>> Start
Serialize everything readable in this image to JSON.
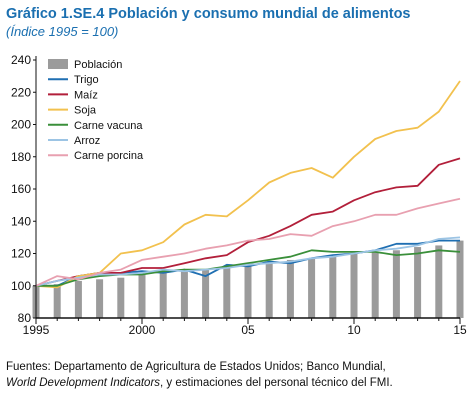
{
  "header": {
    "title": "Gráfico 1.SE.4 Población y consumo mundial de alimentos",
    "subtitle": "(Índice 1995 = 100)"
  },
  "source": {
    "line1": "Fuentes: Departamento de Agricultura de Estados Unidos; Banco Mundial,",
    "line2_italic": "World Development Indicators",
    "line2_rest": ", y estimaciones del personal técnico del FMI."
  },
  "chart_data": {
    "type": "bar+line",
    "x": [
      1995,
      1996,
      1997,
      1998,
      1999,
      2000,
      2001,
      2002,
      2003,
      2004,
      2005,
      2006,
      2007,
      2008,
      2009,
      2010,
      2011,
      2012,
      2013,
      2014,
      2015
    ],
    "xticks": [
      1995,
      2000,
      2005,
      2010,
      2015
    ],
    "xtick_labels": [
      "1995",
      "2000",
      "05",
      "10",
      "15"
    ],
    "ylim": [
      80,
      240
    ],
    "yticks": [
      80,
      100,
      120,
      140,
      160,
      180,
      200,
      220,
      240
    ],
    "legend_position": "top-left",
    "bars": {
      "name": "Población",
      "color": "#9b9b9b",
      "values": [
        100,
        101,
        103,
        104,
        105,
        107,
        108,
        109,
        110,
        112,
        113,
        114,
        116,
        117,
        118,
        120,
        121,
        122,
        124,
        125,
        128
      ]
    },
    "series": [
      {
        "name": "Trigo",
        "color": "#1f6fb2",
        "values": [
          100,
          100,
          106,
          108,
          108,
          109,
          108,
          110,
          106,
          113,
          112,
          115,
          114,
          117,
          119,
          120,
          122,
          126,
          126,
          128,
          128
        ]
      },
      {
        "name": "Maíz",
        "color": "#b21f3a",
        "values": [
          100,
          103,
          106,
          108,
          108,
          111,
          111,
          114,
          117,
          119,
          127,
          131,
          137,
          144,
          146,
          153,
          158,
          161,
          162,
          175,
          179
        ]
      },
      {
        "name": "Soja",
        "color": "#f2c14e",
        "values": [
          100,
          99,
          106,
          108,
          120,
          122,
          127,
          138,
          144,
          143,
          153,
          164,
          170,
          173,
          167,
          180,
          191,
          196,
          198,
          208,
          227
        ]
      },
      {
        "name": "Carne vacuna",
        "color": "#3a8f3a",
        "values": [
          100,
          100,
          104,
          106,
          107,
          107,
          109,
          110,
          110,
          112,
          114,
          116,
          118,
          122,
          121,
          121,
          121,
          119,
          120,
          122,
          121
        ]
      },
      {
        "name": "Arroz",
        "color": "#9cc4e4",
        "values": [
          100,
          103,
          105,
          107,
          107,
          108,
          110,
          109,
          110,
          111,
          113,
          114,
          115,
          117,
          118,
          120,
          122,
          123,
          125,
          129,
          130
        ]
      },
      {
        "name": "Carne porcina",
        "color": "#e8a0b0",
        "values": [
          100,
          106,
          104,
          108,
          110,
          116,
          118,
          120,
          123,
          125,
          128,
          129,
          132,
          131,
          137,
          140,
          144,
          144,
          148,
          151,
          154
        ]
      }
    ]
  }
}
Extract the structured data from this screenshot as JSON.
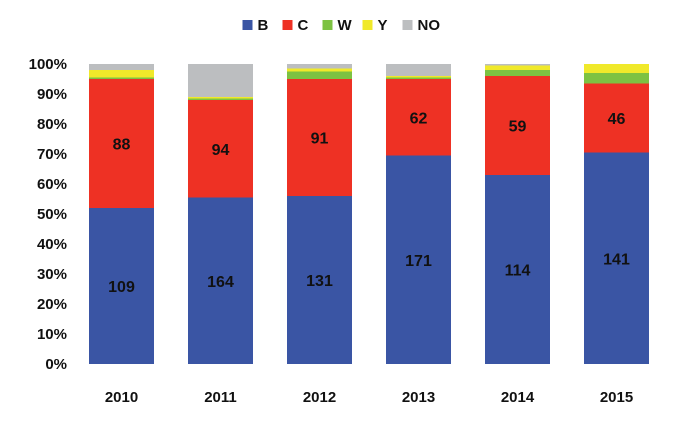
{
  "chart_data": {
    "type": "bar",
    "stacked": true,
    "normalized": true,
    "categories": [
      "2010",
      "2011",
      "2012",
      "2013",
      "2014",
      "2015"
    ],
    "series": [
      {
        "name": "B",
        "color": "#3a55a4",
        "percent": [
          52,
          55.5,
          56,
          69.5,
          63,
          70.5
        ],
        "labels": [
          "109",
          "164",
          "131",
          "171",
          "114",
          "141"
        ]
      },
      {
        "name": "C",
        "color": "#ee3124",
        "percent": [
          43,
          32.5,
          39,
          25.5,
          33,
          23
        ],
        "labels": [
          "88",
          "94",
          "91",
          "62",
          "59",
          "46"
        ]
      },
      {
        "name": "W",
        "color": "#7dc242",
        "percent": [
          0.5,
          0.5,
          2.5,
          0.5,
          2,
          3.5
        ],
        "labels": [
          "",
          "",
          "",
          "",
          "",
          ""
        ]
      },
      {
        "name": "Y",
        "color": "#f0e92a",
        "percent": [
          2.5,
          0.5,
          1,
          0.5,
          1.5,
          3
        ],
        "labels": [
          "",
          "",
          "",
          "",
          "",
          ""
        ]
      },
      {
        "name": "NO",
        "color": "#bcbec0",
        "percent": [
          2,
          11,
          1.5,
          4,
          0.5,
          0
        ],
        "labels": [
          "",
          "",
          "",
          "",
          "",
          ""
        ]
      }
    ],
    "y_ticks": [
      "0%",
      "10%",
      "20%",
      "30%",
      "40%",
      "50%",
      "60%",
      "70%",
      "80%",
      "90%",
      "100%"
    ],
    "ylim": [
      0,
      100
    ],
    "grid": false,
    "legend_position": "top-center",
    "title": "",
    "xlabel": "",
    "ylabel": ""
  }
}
>> End
> STATED GOAL
Show every line that contains the word "Carne".

> CORRECT OUTPUT
        "name": "Carne vacuna",
        "name": "Carne porcina",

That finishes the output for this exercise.